DATA FOR THIS EXERCISE:
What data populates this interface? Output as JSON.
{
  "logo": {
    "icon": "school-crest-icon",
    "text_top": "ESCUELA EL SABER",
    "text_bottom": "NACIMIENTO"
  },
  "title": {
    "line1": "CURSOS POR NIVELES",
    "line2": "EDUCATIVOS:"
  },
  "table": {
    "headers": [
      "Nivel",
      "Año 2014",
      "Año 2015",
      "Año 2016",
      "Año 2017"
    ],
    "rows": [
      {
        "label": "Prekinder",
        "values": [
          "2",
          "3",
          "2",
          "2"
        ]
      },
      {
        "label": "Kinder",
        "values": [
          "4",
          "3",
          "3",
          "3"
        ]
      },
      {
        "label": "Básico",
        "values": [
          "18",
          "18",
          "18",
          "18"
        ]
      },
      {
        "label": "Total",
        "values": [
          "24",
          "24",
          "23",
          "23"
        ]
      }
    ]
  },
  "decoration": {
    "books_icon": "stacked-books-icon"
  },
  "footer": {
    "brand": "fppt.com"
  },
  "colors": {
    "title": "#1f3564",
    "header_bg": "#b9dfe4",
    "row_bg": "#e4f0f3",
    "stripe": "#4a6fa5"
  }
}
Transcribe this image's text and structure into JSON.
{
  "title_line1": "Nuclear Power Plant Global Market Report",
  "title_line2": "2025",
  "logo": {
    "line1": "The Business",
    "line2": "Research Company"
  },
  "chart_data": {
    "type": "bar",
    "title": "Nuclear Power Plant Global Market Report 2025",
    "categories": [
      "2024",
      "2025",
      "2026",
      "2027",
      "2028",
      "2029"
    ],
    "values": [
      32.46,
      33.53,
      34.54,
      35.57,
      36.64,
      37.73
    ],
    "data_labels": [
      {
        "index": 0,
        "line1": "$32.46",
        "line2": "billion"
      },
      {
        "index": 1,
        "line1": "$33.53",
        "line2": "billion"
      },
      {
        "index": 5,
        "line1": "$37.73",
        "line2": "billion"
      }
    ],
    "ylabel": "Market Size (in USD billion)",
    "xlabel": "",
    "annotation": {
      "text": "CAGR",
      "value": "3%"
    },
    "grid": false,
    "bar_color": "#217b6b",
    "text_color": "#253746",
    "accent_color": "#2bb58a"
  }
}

TASK: Find the lines above that contain the word "Plant" and collect them.

OUTPUT FOR THIS EXERCISE:
  "title_line1": "Nuclear Power Plant Global Market Report",
    "title": "Nuclear Power Plant Global Market Report 2025",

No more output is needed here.